◆ OBJECTIVE
The entries below need to be written out exactly, with no pictures included.

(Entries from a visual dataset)

────────

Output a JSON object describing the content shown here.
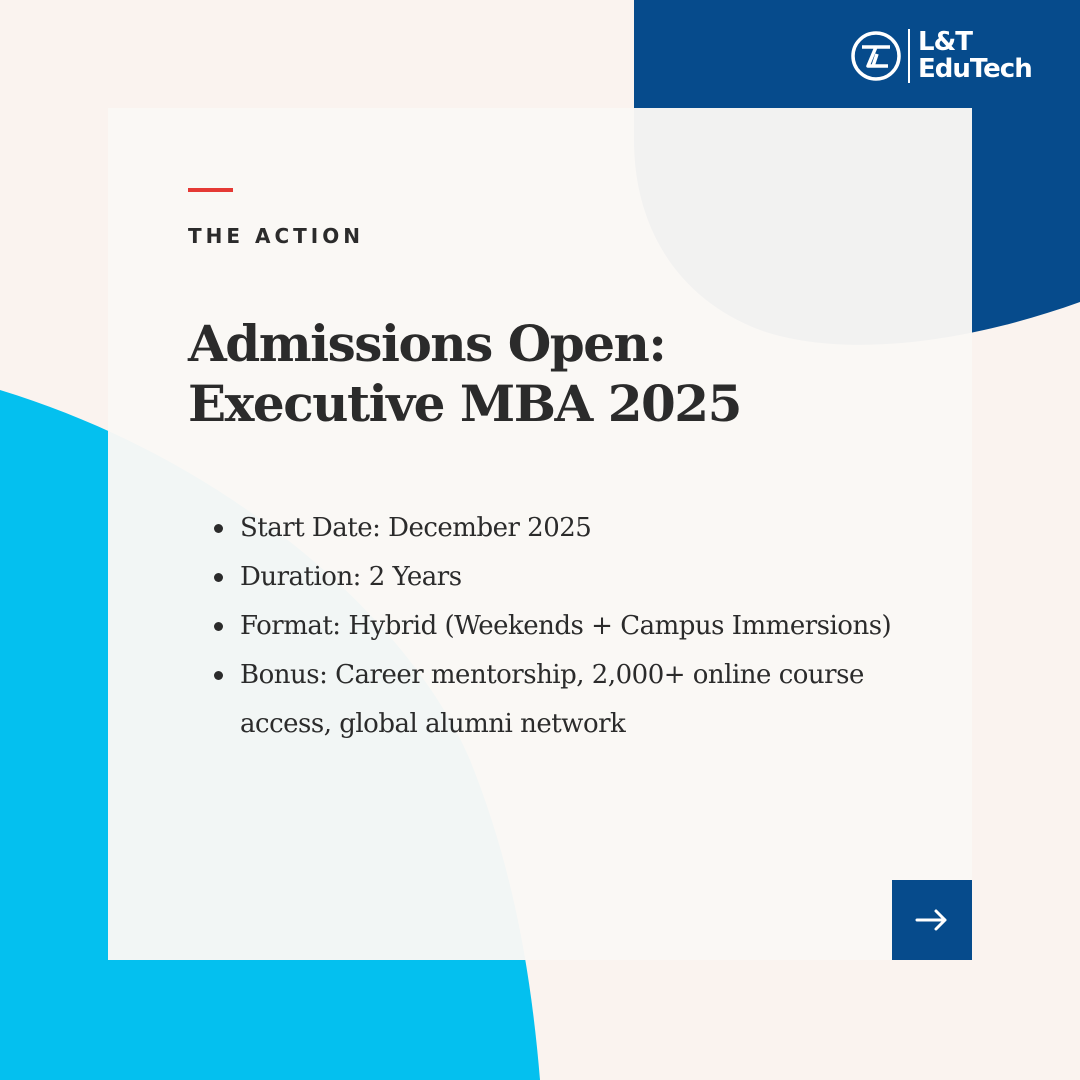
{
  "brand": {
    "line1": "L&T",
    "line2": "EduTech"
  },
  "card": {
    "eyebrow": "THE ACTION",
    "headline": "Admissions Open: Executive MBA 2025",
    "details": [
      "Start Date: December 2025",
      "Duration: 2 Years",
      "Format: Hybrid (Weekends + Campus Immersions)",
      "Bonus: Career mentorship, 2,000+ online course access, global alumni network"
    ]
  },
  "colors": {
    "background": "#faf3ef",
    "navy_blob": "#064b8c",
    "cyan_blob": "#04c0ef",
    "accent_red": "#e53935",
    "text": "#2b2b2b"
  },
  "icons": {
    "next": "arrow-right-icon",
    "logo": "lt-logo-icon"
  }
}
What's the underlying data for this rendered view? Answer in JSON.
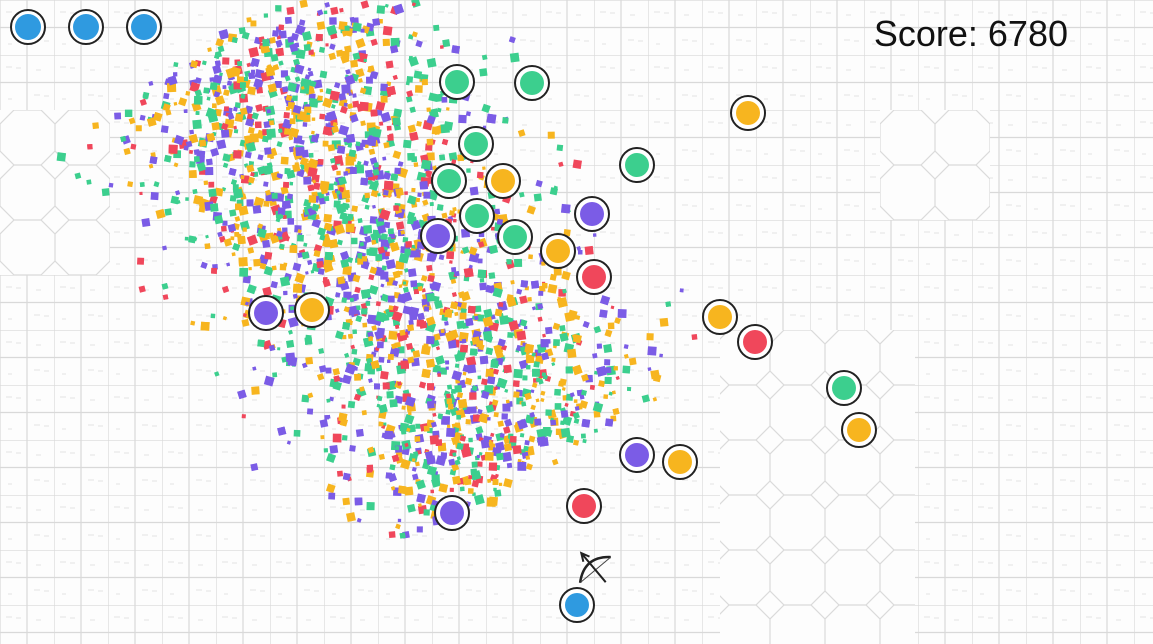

────────

◆ FULL OUTPUT
Output a JSON object describing the content shown here.
{
  "brand": {
    "line1": "L&T",
    "line2": "EduTech"
  },
  "card": {
    "eyebrow": "THE ACTION",
    "headline": "Admissions Open: Executive MBA 2025",
    "details": [
      "Start Date: December 2025",
      "Duration: 2 Years",
      "Format: Hybrid (Weekends + Campus Immersions)",
      "Bonus: Career mentorship, 2,000+ online course access, global alumni network"
    ]
  },
  "colors": {
    "background": "#faf3ef",
    "navy_blob": "#064b8c",
    "cyan_blob": "#04c0ef",
    "accent_red": "#e53935",
    "text": "#2b2b2b"
  },
  "icons": {
    "next": "arrow-right-icon",
    "logo": "lt-logo-icon"
  }
}
What's the underlying data for this rendered view? Answer in JSON.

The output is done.